TASK DESCRIPTION |
Nothing should be left out: output all of the entries exactly.

RECORDS FOR THE TASK |
^^^^^^^^

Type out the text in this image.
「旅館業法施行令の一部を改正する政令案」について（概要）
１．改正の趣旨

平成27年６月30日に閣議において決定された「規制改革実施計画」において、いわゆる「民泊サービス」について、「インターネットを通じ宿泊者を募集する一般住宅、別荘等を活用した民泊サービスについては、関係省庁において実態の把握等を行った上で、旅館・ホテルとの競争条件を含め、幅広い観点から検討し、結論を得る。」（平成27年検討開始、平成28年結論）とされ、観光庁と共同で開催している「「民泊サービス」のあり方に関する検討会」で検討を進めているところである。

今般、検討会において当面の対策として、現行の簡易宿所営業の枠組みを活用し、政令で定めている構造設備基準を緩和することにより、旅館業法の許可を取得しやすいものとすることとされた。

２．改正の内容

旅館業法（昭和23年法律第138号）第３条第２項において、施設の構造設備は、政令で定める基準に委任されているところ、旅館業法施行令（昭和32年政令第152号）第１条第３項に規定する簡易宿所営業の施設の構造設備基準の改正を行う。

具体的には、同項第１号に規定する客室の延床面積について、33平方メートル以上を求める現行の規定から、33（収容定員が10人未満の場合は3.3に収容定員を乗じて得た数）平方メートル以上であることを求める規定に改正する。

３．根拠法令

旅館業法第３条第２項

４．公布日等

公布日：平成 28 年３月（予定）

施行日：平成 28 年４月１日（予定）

^^^^^^^^

RIGHT ANSWER |
Type out the text in this image.
「旅館業法施行令の一部を改正する政令案」について（概要）
１．改正の趣旨

平成27年６月30日に閣議において決定された「規制改革実施計画」において、いわゆる「民泊サービス」について、「インターネットを通じ宿泊者を募集する一般住宅、別荘等を活用した民泊サービスについては、関係省庁において実態の把握等を行った上で、旅館・ホテルとの競争条件を含め、幅広い観点から検討し、結論を得る。」（平成27年検討開始、平成28年結論）とされ、観光庁と共同で開催している「「民泊サービス」のあり方に関する検討会」で検討を進めているところである。

今般、検討会において当面の対策として、現行の簡易宿所営業の枠組みを活用し、政令で定めている構造設備基準を緩和することにより、旅館業法の許可を取得しやすいものとすることとされた。

２．改正の内容

旅館業法（昭和23年法律第138号）第３条第２項において、施設の構造設備は、政令で定める基準に委任されているところ、旅館業法施行令（昭和32年政令第152号）第１条第３項に規定する簡易宿所営業の施設の構造設備基準の改正を行う。

具体的には、同項第１号に規定する客室の延床面積について、33平方メートル以上を求める現行の規定から、33（収容定員が10人未満の場合は3.3に収容定員を乗じて得た数）平方メートル以上であることを求める規定に改正する。

３．根拠法令

旅館業法第３条第２項

４．公布日等

公布日：平成 28 年３月（予定）

施行日：平成 28 年４月１日（予定）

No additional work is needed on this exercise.